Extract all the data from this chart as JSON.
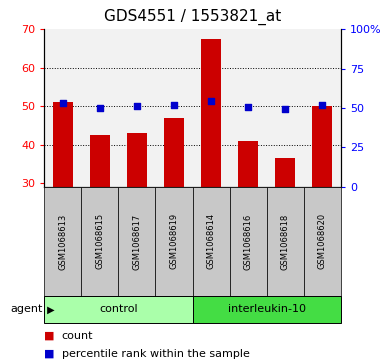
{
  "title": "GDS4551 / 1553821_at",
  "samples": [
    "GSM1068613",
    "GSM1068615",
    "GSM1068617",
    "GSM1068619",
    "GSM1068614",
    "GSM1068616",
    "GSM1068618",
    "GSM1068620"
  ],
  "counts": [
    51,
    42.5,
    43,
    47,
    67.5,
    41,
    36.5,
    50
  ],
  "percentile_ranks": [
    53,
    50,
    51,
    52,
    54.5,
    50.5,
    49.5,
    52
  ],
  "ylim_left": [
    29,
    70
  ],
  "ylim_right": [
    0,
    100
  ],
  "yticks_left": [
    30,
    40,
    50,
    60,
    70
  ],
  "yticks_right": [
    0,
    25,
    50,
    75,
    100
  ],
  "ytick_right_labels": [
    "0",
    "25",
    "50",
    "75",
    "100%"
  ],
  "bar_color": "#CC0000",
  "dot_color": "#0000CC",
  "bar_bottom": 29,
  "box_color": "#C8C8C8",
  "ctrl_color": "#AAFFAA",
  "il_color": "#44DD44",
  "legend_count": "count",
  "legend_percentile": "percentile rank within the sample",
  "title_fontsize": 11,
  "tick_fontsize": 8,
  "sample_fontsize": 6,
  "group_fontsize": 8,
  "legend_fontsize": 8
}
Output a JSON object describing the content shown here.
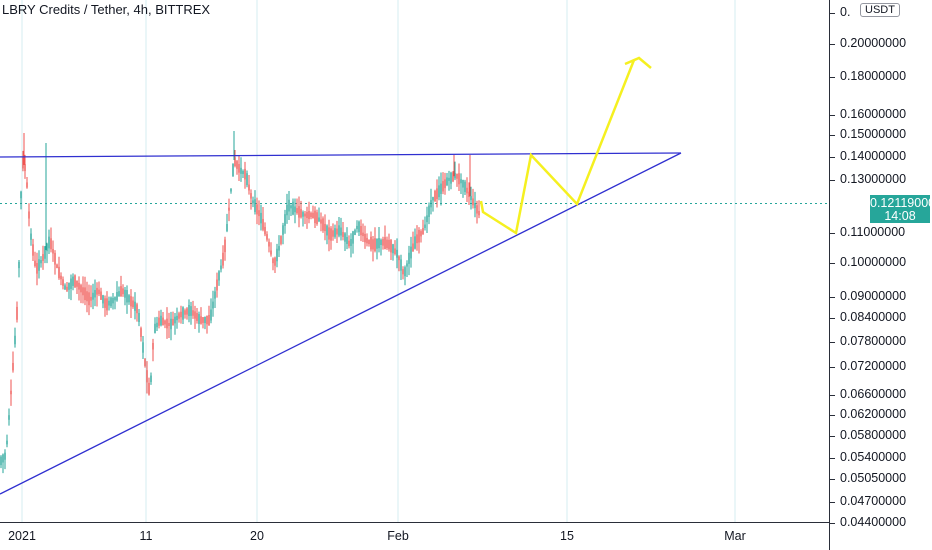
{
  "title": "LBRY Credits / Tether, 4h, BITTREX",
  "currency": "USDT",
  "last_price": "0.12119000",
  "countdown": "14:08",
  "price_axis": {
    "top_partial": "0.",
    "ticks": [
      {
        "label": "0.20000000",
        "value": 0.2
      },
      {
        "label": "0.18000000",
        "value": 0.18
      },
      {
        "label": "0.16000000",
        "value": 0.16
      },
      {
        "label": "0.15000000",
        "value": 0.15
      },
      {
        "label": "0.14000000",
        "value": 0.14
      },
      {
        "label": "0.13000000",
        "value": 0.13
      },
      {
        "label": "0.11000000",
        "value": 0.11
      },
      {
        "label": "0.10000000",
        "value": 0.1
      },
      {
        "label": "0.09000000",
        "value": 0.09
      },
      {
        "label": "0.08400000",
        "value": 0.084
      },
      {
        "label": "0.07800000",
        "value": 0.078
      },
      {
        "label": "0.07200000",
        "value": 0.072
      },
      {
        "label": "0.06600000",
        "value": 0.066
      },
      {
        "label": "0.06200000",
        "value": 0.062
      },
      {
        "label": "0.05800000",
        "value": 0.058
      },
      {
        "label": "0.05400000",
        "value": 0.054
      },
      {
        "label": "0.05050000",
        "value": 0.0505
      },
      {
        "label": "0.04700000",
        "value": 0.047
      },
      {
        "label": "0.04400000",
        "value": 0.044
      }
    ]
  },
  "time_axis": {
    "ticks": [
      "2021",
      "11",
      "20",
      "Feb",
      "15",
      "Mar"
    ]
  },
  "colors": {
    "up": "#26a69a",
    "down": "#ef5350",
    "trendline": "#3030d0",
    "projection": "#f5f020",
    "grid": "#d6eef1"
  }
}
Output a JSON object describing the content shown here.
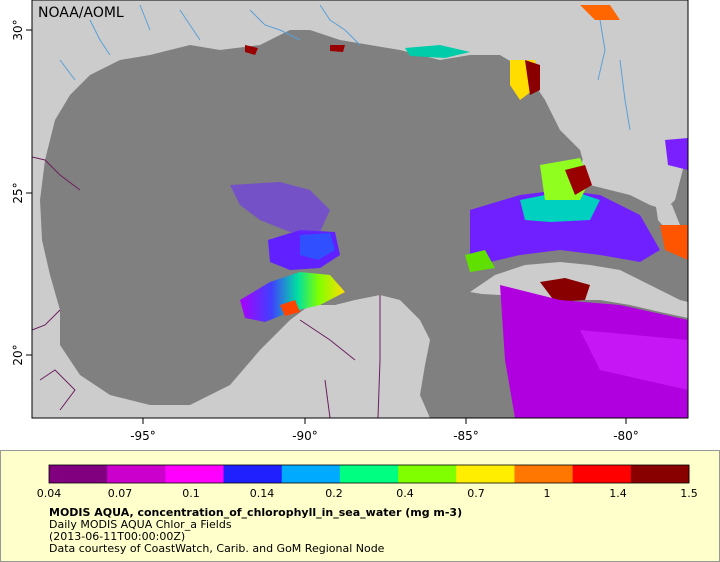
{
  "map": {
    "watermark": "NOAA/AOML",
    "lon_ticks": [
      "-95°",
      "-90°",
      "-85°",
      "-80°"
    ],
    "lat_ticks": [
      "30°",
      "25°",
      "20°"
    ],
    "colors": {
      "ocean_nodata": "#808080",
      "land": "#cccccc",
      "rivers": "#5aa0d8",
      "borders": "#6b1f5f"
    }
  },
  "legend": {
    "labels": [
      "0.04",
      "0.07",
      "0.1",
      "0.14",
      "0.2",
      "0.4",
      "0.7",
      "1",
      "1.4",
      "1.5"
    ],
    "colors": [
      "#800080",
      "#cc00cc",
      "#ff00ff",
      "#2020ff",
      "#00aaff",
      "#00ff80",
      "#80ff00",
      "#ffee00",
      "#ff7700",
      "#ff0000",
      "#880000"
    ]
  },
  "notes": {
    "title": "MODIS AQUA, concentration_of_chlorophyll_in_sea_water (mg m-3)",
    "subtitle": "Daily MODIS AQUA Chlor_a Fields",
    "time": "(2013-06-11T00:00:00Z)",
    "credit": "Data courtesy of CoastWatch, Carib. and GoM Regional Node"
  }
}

## Do this
Using the listing above, pick out each line that contains the word "MODIS", then copy it.

## Problem solution
    "title": "MODIS AQUA, concentration_of_chlorophyll_in_sea_water (mg m-3)",
    "subtitle": "Daily MODIS AQUA Chlor_a Fields",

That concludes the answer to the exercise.